DIRECTIVE:
How many lines in the listing below include the word "Services"? Reply with the count alone.

ENTRIES PROVIDED:
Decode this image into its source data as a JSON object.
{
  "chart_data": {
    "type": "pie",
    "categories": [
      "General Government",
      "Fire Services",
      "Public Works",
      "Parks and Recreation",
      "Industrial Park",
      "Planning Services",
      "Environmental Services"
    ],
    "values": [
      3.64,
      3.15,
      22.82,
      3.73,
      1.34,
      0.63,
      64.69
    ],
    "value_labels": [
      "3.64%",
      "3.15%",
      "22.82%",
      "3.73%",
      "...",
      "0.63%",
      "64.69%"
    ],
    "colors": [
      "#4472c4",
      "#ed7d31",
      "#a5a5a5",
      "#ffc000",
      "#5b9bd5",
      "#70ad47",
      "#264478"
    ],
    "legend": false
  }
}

OUTPUT BELOW:
3